• The exercise
Write each line exactly as it stands, from the line containing "Give me a plain-text" through the end of the data.
* BEGIN Given records *
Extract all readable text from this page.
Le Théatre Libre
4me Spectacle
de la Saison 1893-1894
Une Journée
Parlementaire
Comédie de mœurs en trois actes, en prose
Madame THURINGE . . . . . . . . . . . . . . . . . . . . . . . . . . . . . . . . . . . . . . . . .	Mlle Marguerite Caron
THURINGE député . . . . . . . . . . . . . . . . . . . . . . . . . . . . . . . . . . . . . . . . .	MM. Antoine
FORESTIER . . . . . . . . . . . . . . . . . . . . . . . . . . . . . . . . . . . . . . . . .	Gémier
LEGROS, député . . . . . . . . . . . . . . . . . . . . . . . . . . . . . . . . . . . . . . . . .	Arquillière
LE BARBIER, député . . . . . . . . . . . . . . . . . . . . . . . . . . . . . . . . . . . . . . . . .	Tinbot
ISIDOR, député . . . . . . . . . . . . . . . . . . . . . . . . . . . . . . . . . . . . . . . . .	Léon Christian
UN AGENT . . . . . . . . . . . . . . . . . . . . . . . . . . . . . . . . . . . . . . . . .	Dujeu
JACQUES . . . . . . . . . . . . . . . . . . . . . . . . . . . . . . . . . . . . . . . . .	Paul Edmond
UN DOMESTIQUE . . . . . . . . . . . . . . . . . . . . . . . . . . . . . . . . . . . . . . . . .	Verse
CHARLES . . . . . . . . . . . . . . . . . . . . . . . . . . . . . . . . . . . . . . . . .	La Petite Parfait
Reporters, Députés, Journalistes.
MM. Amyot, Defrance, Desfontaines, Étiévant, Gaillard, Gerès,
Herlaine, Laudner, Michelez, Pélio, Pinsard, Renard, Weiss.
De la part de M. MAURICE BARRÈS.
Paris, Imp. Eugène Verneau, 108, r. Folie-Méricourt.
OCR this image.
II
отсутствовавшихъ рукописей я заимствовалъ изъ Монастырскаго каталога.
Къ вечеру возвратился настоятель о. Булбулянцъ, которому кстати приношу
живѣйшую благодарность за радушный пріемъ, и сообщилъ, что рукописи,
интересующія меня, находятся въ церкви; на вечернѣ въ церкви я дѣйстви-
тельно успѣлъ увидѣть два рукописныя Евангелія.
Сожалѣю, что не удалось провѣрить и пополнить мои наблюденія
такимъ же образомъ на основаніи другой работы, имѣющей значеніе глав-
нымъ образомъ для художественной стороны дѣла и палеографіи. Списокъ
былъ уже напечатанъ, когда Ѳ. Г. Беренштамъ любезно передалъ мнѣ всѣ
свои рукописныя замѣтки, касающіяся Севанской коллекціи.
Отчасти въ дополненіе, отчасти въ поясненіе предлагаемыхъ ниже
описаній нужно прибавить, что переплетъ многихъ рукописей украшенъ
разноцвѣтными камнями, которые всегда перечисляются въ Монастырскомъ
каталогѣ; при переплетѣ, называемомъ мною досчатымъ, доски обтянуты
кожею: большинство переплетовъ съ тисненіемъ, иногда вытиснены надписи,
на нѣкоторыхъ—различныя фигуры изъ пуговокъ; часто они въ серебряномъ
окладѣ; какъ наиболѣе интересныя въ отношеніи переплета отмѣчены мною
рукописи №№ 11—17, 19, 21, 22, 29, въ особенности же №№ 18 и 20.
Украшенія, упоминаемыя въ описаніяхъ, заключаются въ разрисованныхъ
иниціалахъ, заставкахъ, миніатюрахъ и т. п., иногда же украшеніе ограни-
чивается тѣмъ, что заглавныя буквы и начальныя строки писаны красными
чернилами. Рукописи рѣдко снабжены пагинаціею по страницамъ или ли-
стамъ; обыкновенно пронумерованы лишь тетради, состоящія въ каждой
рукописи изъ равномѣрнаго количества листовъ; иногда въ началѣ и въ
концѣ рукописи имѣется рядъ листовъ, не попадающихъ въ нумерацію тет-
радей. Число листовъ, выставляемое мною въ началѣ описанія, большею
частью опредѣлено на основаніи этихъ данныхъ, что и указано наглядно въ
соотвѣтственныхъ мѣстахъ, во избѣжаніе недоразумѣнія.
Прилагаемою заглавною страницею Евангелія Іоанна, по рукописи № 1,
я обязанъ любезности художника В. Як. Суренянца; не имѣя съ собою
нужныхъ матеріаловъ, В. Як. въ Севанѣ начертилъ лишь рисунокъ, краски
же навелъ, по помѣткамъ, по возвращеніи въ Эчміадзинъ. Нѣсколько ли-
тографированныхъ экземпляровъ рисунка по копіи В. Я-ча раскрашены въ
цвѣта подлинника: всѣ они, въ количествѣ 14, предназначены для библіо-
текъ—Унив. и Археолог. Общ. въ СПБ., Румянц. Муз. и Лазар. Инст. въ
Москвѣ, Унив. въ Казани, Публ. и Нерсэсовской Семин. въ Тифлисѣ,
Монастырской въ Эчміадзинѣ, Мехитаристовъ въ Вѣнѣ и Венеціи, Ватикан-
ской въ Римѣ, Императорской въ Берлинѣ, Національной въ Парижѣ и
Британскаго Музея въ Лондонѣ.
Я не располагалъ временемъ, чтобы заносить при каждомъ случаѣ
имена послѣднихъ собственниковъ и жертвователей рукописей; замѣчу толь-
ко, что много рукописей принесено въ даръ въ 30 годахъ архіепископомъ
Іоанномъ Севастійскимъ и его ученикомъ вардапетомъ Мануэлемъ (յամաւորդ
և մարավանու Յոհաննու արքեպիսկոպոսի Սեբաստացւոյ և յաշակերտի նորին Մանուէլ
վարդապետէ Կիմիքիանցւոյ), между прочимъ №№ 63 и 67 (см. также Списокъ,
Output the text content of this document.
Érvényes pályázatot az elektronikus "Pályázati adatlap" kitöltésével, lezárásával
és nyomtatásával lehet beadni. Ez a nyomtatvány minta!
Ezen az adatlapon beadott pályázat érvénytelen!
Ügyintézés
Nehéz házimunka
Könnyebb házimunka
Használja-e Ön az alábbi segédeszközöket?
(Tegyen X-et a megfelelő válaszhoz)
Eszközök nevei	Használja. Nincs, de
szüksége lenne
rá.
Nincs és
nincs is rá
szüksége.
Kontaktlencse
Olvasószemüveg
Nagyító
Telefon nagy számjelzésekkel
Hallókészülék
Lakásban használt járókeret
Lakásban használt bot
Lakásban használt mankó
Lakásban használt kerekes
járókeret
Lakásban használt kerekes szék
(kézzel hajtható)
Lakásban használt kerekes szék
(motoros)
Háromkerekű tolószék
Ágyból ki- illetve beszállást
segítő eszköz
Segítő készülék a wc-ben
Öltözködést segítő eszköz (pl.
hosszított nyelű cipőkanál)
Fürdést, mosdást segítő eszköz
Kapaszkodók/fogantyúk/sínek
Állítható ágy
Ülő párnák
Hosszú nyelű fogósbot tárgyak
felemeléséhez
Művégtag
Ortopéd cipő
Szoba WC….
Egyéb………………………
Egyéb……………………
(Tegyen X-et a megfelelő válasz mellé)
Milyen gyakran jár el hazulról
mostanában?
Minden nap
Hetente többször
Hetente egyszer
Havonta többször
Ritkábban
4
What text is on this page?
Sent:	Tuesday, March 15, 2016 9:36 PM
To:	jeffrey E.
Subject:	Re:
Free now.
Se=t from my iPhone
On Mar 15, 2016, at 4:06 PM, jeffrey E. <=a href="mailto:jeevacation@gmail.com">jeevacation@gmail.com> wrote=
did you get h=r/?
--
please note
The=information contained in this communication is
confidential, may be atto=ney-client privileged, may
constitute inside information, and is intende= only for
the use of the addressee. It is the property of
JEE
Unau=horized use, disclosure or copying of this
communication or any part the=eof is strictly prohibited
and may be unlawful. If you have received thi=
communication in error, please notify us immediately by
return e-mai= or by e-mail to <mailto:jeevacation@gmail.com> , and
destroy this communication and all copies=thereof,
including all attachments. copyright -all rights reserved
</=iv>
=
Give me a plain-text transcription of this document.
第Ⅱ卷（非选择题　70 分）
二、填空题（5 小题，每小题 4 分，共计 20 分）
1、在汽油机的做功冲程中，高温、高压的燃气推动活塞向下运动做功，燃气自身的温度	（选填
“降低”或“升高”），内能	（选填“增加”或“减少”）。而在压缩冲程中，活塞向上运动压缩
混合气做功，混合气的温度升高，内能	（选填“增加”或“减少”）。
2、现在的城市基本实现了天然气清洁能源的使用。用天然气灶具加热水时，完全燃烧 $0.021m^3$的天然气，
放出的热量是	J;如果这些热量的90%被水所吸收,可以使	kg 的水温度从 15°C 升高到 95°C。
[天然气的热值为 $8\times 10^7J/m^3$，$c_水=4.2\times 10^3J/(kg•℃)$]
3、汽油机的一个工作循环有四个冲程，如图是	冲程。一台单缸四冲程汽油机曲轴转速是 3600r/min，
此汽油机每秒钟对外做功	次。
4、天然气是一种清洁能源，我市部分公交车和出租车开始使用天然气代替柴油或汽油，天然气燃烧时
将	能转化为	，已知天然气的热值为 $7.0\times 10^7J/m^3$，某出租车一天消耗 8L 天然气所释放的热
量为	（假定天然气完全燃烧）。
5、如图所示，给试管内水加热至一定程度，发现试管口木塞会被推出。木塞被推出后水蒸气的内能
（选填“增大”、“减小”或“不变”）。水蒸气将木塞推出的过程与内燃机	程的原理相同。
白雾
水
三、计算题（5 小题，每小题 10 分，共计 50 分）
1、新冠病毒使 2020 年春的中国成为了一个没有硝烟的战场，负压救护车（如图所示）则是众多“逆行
* END Given records *
• The answer
Give me a plain-text transcription of this document.
第Ⅱ卷（非选择题　70 分）
二、填空题（5 小题，每小题 4 分，共计 20 分）
1、在汽油机的做功冲程中，高温、高压的燃气推动活塞向下运动做功，燃气自身的温度	（选填
“降低”或“升高”），内能	（选填“增加”或“减少”）。而在压缩冲程中，活塞向上运动压缩
混合气做功，混合气的温度升高，内能	（选填“增加”或“减少”）。
2、现在的城市基本实现了天然气清洁能源的使用。用天然气灶具加热水时，完全燃烧 $0.021m^3$的天然气，
放出的热量是	J;如果这些热量的90%被水所吸收,可以使	kg 的水温度从 15°C 升高到 95°C。
[天然气的热值为 $8\times 10^7J/m^3$，$c_水=4.2\times 10^3J/(kg•℃)$]
3、汽油机的一个工作循环有四个冲程，如图是	冲程。一台单缸四冲程汽油机曲轴转速是 3600r/min，
此汽油机每秒钟对外做功	次。
4、天然气是一种清洁能源，我市部分公交车和出租车开始使用天然气代替柴油或汽油，天然气燃烧时
将	能转化为	，已知天然气的热值为 $7.0\times 10^7J/m^3$，某出租车一天消耗 8L 天然气所释放的热
量为	（假定天然气完全燃烧）。
5、如图所示，给试管内水加热至一定程度，发现试管口木塞会被推出。木塞被推出后水蒸气的内能
（选填“增大”、“减小”或“不变”）。水蒸气将木塞推出的过程与内燃机	程的原理相同。
白雾
水
三、计算题（5 小题，每小题 10 分，共计 50 分）
1、新冠病毒使 2020 年春的中国成为了一个没有硝烟的战场，负压救护车（如图所示）则是众多“逆行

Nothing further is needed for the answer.